• [Source passage]:
◇ ◇ ◇ ◇

Brisbane is one of Peter Dutton and the LNP’s target seats to win back at next year’s federal election; the shock loss of the seat to the Greens’ Stephen Bates still smarts.

On Saturday afternoon, Dutton described Evans as a “fighter for Brisbane” while the new candidate took a swipe at the Greens (echoing the language of Labor candidate Renee Coffey in Max Chander-Mather’s federal electorate of Griffith), saying the city needs a “local MP who can actually deliver”.

“The people of Brisbane deserve infrastructure, not activism; outcomes, not slogans; hard work, not protests and division,” Evans said.

Comrades up in arms

Jonty Bush, Labor’s MP for Cooper, handing out how-to-vote cards at the October election. Picture: John Gass
Jonty Bush, Labor’s MP for Cooper, handing out how-to-vote cards at the October election. Picture: John Gass

Labor’s flip-flopping position on youth crime has exposed massive divisions inside the party on how to handle hardcore repeat offenders.

◇ ◇ ◇ ◇

Source records:
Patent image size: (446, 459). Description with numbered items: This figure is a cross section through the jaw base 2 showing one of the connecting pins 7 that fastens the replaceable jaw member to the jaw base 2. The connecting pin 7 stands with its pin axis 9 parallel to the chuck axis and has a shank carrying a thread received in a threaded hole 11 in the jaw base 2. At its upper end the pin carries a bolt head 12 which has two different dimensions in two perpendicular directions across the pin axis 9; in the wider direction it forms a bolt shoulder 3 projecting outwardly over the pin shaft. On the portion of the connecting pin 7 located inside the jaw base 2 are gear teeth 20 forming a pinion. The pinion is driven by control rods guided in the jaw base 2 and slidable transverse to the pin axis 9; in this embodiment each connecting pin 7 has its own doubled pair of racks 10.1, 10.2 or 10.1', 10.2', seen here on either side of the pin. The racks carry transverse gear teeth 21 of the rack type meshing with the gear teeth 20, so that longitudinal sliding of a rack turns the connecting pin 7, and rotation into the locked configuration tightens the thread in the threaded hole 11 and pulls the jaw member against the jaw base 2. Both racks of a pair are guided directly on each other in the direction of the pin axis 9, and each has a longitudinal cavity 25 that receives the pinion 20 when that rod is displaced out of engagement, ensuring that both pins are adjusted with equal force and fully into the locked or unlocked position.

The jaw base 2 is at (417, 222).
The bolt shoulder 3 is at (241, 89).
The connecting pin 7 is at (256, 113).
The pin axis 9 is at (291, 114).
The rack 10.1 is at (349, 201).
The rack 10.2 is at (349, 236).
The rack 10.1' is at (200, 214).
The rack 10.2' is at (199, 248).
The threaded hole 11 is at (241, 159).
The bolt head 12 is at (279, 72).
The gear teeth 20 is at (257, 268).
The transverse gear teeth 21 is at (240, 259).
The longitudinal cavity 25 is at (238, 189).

◇ ◇ ◇ ◇

• [Task list]:
1: According to the Brisbane excerpt, who won the seat of Brisbane from the LNP?
2: Please give the entries, starting at the first one and ending at the line that contains "The rack 10.2 is at (349, 236).", as a Markdown table with columns Row and Line, leaving out blank lines.

• [The solutions]:
1: The Greens' Stephen Bates won the seat.

2:
| Row | Line |
|---|---|
| 1 | Patent image size: (446, 459). Description with numbered items: This figure is a cross section through the jaw base 2 showing one of the connecting pins 7 that fastens the replaceable jaw member to the jaw base 2. The connecting pin 7 stands with its pin axis 9 parallel to the chuck axis and has a shank carrying a thread received in a threaded hole 11 in the jaw base 2. At its upper end the pin carries a bolt head 12 which has two different dimensions in two perpendicular directions across the pin axis 9; in the wider direction it forms a bolt shoulder 3 projecting outwardly over the pin shaft. On the portion of the connecting pin 7 located inside the jaw base 2 are gear teeth 20 forming a pinion. The pinion is driven by control rods guided in the jaw base 2 and slidable transverse to the pin axis 9; in this embodiment each connecting pin 7 has its own doubled pair of racks 10.1, 10.2 or 10.1', 10.2', seen here on either side of the pin. The racks carry transverse gear teeth 21 of the rack type meshing with the gear teeth 20, so that longitudinal sliding of a rack turns the connecting pin 7, and rotation into the locked configuration tightens the thread in the threaded hole 11 and pulls the jaw member against the jaw base 2. Both racks of a pair are guided directly on each other in the direction of the pin axis 9, and each has a longitudinal cavity 25 that receives the pinion 20 when that rod is displaced out of engagement, ensuring that both pins are adjusted with equal force and fully into the locked or unlocked position. |
| 2 | The jaw base 2 is at (417, 222). |
| 3 | The bolt shoulder 3 is at (241, 89). |
| 4 | The connecting pin 7 is at (256, 113). |
| 5 | The pin axis 9 is at (291, 114). |
| 6 | The rack 10.1 is at (349, 201). |
| 7 | The rack 10.2 is at (349, 236). |